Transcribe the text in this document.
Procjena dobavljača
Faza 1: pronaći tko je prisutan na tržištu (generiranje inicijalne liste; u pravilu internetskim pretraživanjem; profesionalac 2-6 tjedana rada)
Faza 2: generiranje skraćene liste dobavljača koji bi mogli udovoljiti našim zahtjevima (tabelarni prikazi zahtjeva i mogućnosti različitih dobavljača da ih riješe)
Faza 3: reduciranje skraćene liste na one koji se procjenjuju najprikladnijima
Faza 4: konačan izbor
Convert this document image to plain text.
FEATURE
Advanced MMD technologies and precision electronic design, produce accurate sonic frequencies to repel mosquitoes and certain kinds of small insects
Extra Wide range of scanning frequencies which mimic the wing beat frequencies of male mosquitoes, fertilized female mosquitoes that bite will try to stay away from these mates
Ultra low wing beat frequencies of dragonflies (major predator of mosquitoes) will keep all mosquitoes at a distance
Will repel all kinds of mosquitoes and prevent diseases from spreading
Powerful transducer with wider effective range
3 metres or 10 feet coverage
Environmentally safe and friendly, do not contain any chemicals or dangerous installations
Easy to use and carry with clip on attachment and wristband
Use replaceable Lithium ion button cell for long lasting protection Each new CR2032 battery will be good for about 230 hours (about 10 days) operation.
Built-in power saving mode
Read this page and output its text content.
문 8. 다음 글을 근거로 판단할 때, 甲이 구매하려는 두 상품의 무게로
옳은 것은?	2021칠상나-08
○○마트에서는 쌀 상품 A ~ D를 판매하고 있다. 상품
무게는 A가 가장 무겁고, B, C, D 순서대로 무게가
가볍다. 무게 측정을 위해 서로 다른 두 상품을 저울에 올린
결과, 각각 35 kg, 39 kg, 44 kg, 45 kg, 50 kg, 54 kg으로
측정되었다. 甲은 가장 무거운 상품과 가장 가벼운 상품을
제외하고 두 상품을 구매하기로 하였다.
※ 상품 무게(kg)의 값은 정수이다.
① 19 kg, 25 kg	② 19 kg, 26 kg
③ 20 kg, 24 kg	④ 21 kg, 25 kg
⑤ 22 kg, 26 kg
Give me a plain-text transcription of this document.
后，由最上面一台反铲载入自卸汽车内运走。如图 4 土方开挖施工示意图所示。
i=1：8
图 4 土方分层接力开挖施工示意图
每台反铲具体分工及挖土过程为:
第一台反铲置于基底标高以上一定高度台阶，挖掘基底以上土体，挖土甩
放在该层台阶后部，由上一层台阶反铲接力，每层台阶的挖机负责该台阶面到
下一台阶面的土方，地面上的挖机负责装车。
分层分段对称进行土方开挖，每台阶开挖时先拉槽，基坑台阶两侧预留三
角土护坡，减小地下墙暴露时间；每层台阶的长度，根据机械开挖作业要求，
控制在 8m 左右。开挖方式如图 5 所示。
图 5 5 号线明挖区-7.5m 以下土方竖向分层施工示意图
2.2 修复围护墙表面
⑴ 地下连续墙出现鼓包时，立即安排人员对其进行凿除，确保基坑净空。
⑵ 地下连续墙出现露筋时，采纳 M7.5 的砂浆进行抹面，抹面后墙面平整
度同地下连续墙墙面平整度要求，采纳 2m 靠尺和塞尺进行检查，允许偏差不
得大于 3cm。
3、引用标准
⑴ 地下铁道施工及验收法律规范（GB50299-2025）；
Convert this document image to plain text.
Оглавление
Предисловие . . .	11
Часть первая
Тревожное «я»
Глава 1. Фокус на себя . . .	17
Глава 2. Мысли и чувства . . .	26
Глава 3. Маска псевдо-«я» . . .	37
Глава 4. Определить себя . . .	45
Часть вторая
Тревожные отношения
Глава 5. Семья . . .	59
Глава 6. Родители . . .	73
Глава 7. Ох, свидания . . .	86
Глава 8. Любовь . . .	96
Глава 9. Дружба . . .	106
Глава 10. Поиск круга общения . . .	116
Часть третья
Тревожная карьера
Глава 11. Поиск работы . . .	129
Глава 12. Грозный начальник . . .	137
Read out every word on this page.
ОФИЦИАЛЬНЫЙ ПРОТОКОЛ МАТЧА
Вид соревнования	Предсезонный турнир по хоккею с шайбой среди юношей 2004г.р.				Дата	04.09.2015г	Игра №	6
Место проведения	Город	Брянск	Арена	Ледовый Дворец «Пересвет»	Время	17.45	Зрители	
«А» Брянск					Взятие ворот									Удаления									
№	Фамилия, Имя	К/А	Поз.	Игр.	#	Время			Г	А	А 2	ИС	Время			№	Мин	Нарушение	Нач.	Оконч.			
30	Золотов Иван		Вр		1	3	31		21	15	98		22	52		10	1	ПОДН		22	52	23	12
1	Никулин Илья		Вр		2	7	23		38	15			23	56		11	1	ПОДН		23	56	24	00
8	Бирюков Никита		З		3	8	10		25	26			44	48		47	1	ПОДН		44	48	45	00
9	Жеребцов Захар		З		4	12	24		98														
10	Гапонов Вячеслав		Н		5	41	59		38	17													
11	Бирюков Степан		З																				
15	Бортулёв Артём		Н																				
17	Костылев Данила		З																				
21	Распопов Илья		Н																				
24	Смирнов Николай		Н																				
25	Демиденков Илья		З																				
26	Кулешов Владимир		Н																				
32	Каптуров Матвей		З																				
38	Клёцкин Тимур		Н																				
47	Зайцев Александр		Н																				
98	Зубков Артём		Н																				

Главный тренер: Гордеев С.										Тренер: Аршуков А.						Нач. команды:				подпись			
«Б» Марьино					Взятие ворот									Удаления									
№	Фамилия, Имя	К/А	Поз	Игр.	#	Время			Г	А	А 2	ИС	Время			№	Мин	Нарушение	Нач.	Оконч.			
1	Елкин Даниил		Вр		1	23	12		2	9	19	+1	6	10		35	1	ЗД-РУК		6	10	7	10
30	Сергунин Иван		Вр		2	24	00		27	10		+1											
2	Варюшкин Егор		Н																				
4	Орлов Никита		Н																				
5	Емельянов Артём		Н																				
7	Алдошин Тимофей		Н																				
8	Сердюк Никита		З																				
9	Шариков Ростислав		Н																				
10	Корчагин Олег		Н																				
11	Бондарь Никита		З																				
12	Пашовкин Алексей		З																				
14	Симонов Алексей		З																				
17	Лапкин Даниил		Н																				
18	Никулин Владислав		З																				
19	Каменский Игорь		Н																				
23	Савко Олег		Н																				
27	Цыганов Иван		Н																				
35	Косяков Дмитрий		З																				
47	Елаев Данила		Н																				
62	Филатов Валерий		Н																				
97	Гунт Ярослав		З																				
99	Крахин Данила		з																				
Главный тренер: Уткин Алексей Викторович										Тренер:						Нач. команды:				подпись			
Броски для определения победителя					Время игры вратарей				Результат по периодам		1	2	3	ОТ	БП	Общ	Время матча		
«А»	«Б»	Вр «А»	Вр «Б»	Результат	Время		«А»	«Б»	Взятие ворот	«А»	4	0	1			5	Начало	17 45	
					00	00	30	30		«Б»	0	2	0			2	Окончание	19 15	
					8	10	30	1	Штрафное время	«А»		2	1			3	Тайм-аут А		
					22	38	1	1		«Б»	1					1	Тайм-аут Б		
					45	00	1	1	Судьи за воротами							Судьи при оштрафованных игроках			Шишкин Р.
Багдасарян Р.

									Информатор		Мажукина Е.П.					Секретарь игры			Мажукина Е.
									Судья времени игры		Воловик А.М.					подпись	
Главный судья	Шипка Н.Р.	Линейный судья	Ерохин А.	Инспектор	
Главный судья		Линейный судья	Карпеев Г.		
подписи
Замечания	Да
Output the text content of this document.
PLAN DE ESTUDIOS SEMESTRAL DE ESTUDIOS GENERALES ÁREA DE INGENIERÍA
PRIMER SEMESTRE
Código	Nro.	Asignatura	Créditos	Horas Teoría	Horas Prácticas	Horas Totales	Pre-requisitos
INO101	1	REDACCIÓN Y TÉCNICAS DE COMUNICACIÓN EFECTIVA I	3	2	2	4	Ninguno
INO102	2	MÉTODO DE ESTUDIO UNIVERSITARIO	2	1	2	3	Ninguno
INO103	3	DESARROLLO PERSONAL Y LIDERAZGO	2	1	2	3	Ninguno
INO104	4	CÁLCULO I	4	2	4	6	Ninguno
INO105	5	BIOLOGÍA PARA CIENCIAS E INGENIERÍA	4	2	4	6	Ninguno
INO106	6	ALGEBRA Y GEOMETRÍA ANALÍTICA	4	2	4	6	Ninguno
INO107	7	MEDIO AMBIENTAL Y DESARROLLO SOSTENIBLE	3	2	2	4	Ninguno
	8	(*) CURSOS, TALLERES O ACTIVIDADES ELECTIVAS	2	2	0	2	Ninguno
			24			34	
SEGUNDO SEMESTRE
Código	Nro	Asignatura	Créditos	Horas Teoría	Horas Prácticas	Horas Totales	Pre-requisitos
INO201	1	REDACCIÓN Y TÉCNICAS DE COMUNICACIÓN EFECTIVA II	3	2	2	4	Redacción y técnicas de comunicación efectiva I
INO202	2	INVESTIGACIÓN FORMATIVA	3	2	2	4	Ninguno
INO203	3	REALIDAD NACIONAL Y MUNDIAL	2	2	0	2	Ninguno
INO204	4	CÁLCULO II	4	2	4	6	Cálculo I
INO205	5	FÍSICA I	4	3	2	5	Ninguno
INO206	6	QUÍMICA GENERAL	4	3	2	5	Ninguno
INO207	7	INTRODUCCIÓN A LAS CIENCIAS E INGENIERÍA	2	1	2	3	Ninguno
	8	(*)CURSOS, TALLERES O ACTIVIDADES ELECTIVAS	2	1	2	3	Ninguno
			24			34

* * * * * * * * *

## Written exercise
For the entries above, count the lines that contain the string "Удаления", and state that number without further comment.

## Response to the exercise
2